Il tuo compito:
Riporta parola per parola, per favore, un passo del testo citato: parti dal punto che contiene "Ogni giorno. Sono" e fermati dopo "terra e polvere?".

---------- Testo citato ----------

Ogni giorno. Sono i gesti, i sorrisi, i bambini che ti guardano stupiti mentre
mangi ciò che crea il pasto. Momento di riposo, di confronto, di conoscenza
intriso di sacralità e spensieratezza. In quest’ottica cosa importa se hai
appena visto le tue verdure cucinate per terra in condizioni igieniche tali da
creare scene di panico generali in qualunque ASL dell’occidente? O se fuori
dalla casa tibetana in cui sei arrivato per pranzo pende attaccato ad un albero
la carcassa di un vitello appena scuoiato, mentre tu partecipi alla
preparazione dei momo su un pavimento tutto terra e polvere?

---------- Dati forniti ----------

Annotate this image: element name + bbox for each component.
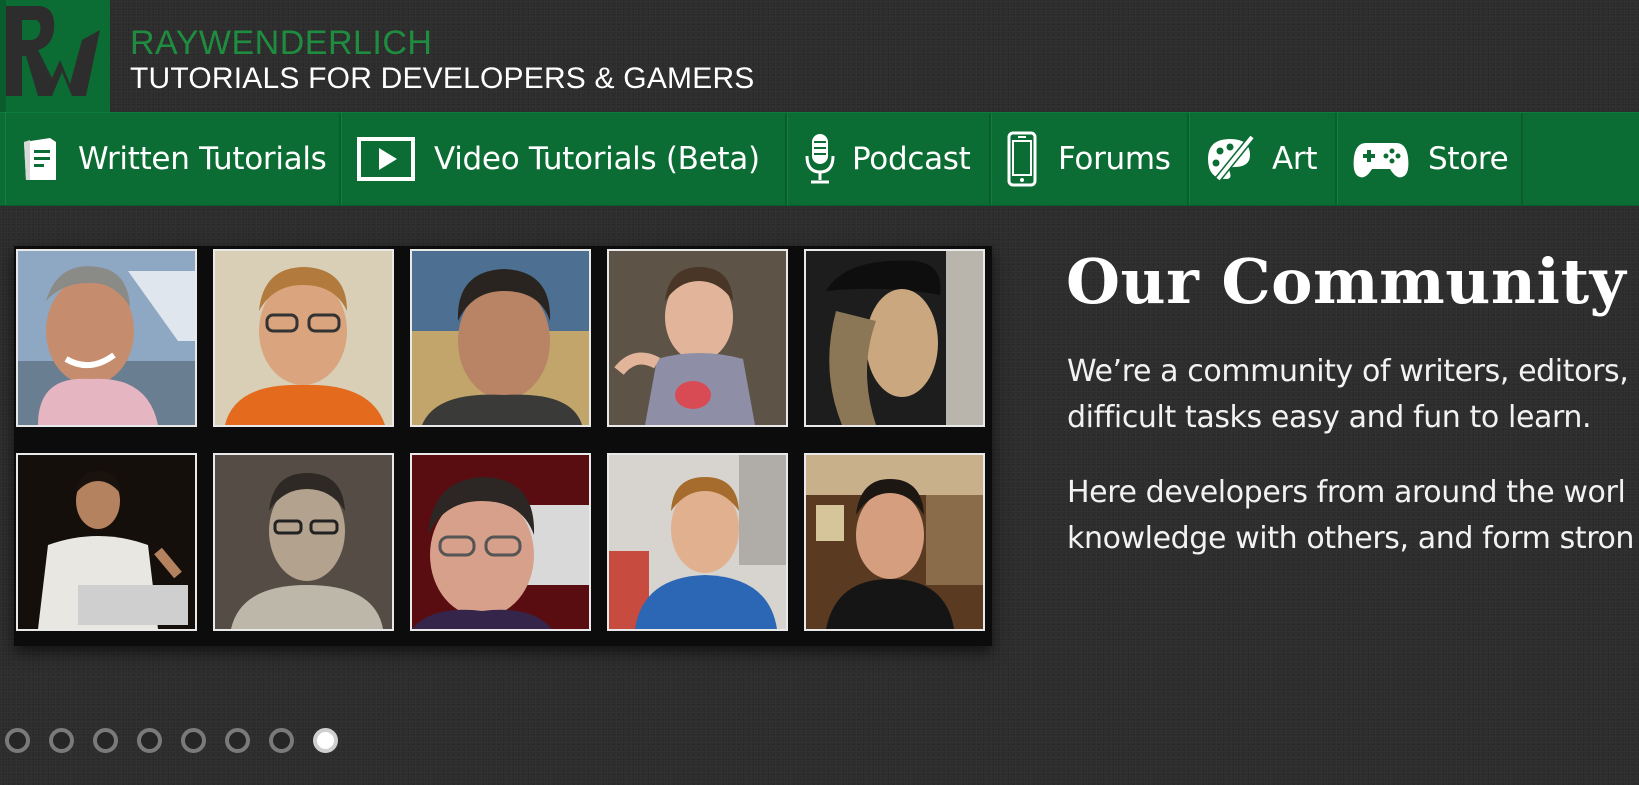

----------

Risultato dell'esercizio:
Ogni giorno. Sono i gesti, i sorrisi, i bambini che ti guardano stupiti mentre
mangi ciò che crea il pasto. Momento di riposo, di confronto, di conoscenza
intriso di sacralità e spensieratezza. In quest’ottica cosa importa se hai
appena visto le tue verdure cucinate per terra in condizioni igieniche tali da
creare scene di panico generali in qualunque ASL dell’occidente? O se fuori
dalla casa tibetana in cui sei arrivato per pranzo pende attaccato ad un albero
la carcassa di un vitello appena scuoiato, mentre tu partecipi alla
preparazione dei momo su un pavimento tutto terra e polvere?